TASK PROMPT
Read the listing and extract each line that includes the word "this".

[Records from a collection of figures]

+---+

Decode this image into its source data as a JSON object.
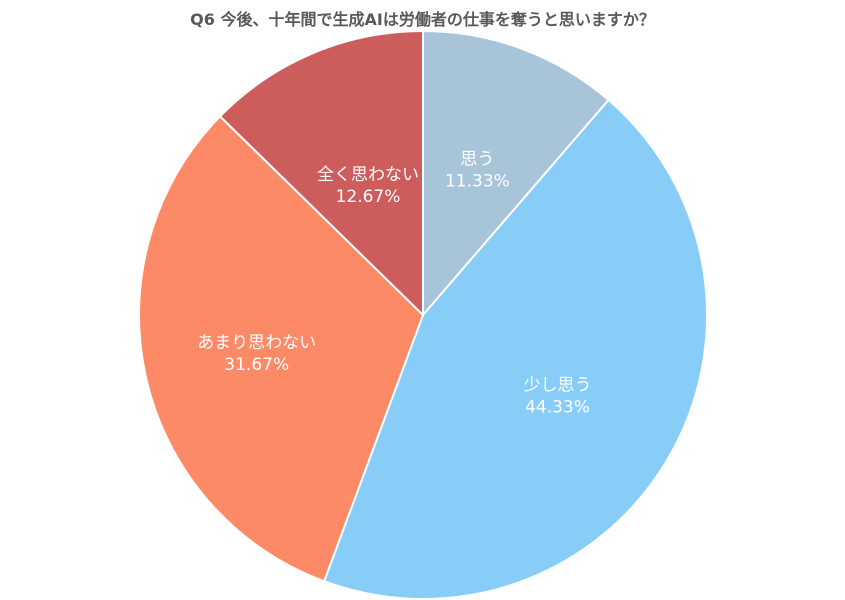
{
  "chart_data": {
    "type": "pie",
    "title": "Q6 今後、十年間で生成AIは労働者の仕事を奪うと思いますか？",
    "slices": [
      {
        "label": "思う",
        "value": 11.33,
        "value_label": "11.33%",
        "color": "#a7c4d9"
      },
      {
        "label": "少し思う",
        "value": 44.33,
        "value_label": "44.33%",
        "color": "#87cdf8"
      },
      {
        "label": "あまり思わない",
        "value": 31.67,
        "value_label": "31.67%",
        "color": "#fd8a67"
      },
      {
        "label": "全く思わない",
        "value": 12.67,
        "value_label": "12.67%",
        "color": "#cd5c5c"
      }
    ],
    "start_angle": "12 o'clock",
    "direction": "clockwise"
  }
}
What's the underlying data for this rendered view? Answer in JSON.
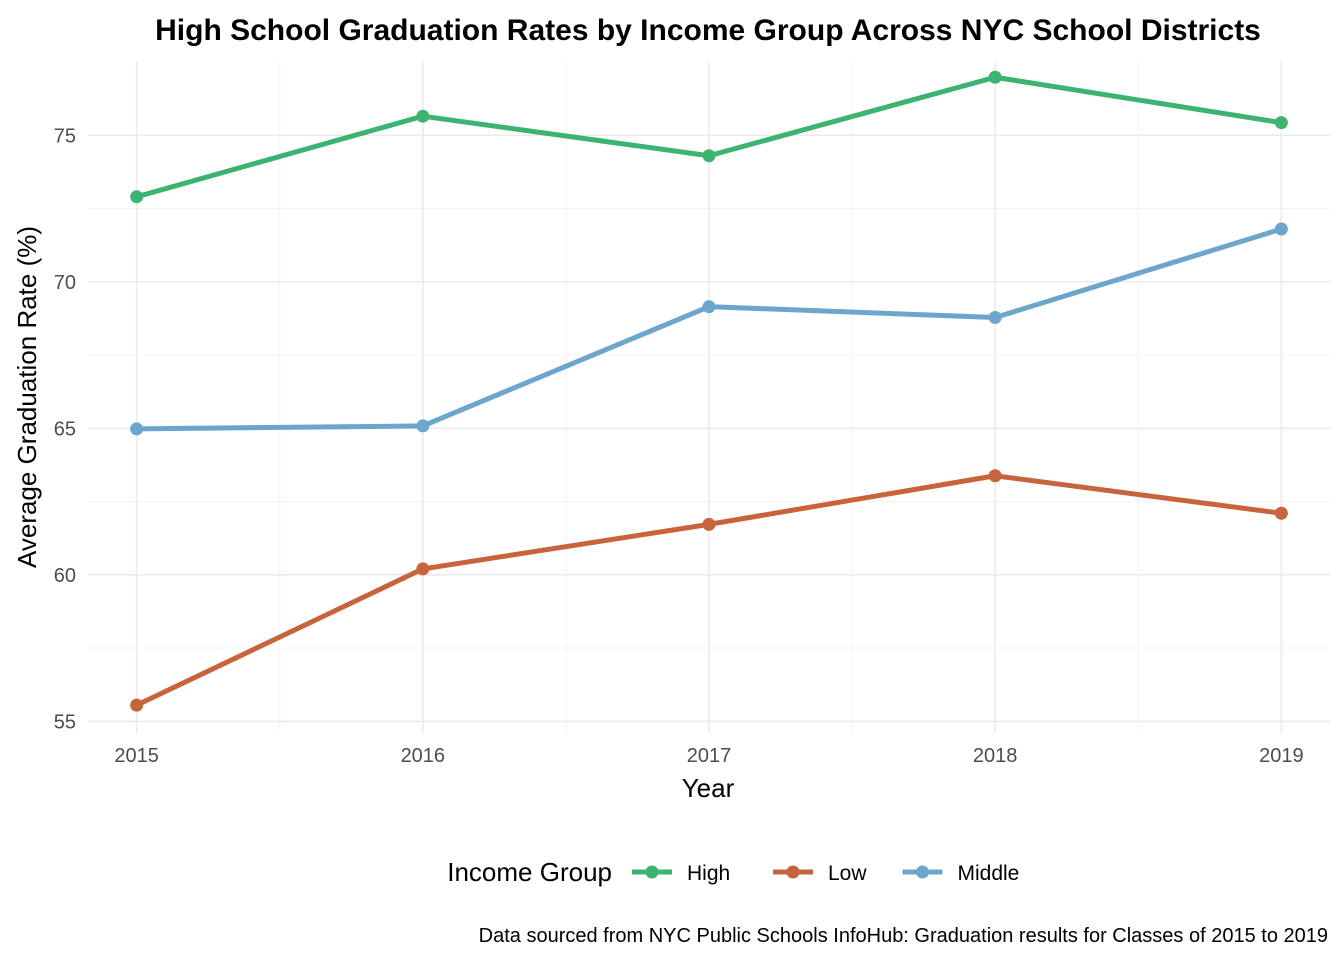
{
  "chart_data": {
    "type": "line",
    "title": "High School Graduation Rates by Income Group Across NYC School Districts",
    "xlabel": "Year",
    "ylabel": "Average Graduation Rate (%)",
    "caption": "Data sourced from NYC Public Schools InfoHub: Graduation results for Classes of 2015 to 2019",
    "x": [
      2015,
      2016,
      2017,
      2018,
      2019
    ],
    "x_tick_labels": [
      "2015",
      "2016",
      "2017",
      "2018",
      "2019"
    ],
    "y_ticks": [
      55,
      60,
      65,
      70,
      75
    ],
    "y_tick_labels": [
      "55",
      "60",
      "65",
      "70",
      "75"
    ],
    "xlim": [
      2014.83,
      2019.17
    ],
    "ylim": [
      54.6,
      77.5
    ],
    "grid": true,
    "legend": {
      "title": "Income Group",
      "placement": "bottom"
    },
    "series": [
      {
        "name": "High",
        "color": "#3cb371",
        "values": [
          72.9,
          75.65,
          74.3,
          76.98,
          75.43
        ]
      },
      {
        "name": "Low",
        "color": "#c8643c",
        "values": [
          55.55,
          60.2,
          61.72,
          63.38,
          62.1
        ]
      },
      {
        "name": "Middle",
        "color": "#6ca6cd",
        "values": [
          64.98,
          65.08,
          69.15,
          68.78,
          71.8
        ]
      }
    ]
  }
}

+---+

WRITTEN RESPONSE
Decode this image into its source data as a JSON object.
What's the underlying data for this rendered view? Answer in JSON.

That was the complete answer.